▼
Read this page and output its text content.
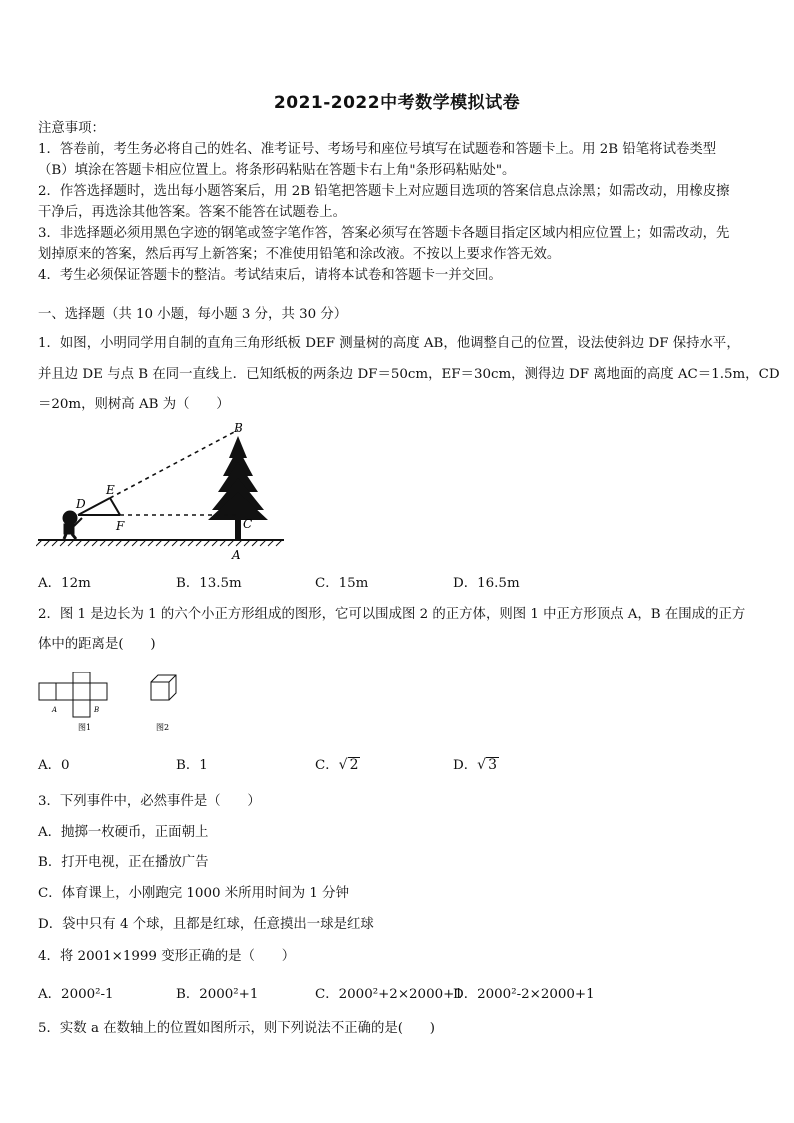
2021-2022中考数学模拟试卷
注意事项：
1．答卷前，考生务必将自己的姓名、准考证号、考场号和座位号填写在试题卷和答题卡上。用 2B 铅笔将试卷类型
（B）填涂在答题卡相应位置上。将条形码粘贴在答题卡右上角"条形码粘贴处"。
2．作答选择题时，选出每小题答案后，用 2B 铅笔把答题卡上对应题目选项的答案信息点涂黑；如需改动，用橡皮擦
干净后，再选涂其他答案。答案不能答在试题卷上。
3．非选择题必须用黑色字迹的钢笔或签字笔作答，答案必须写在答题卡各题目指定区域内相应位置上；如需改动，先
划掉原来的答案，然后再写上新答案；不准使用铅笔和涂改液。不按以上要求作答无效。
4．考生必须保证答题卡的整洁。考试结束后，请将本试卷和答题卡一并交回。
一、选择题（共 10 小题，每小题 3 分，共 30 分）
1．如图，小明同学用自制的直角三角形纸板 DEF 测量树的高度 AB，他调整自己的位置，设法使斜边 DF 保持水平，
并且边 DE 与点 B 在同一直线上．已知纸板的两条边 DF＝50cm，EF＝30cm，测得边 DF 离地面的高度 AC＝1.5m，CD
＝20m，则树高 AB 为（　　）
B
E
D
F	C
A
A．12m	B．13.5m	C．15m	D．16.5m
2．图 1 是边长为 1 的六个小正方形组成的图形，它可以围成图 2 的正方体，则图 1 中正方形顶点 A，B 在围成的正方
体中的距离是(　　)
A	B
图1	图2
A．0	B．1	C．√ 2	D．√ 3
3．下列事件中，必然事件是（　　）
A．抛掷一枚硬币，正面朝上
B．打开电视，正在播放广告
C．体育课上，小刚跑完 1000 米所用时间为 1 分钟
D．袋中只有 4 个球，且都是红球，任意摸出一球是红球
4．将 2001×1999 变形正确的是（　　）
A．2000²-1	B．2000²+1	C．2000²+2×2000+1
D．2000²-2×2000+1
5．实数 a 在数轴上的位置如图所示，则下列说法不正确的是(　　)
▲
» What the task requires
Without including any pictures, print each record exactly.

» Complete response
Read this page and output its text content.
2021-2022中考数学模拟试卷
注意事项：
1．答卷前，考生务必将自己的姓名、准考证号、考场号和座位号填写在试题卷和答题卡上。用 2B 铅笔将试卷类型
（B）填涂在答题卡相应位置上。将条形码粘贴在答题卡右上角"条形码粘贴处"。
2．作答选择题时，选出每小题答案后，用 2B 铅笔把答题卡上对应题目选项的答案信息点涂黑；如需改动，用橡皮擦
干净后，再选涂其他答案。答案不能答在试题卷上。
3．非选择题必须用黑色字迹的钢笔或签字笔作答，答案必须写在答题卡各题目指定区域内相应位置上；如需改动，先
划掉原来的答案，然后再写上新答案；不准使用铅笔和涂改液。不按以上要求作答无效。
4．考生必须保证答题卡的整洁。考试结束后，请将本试卷和答题卡一并交回。
一、选择题（共 10 小题，每小题 3 分，共 30 分）
1．如图，小明同学用自制的直角三角形纸板 DEF 测量树的高度 AB，他调整自己的位置，设法使斜边 DF 保持水平，
并且边 DE 与点 B 在同一直线上．已知纸板的两条边 DF＝50cm，EF＝30cm，测得边 DF 离地面的高度 AC＝1.5m，CD
＝20m，则树高 AB 为（　　）
B
E
D
F	C
A
A．12m	B．13.5m	C．15m	D．16.5m
2．图 1 是边长为 1 的六个小正方形组成的图形，它可以围成图 2 的正方体，则图 1 中正方形顶点 A，B 在围成的正方
体中的距离是(　　)
A	B
图1	图2
A．0	B．1	C．√ 2	D．√ 3
3．下列事件中，必然事件是（　　）
A．抛掷一枚硬币，正面朝上
B．打开电视，正在播放广告
C．体育课上，小刚跑完 1000 米所用时间为 1 分钟
D．袋中只有 4 个球，且都是红球，任意摸出一球是红球
4．将 2001×1999 变形正确的是（　　）
A．2000²-1	B．2000²+1	C．2000²+2×2000+1
D．2000²-2×2000+1
5．实数 a 在数轴上的位置如图所示，则下列说法不正确的是(　　)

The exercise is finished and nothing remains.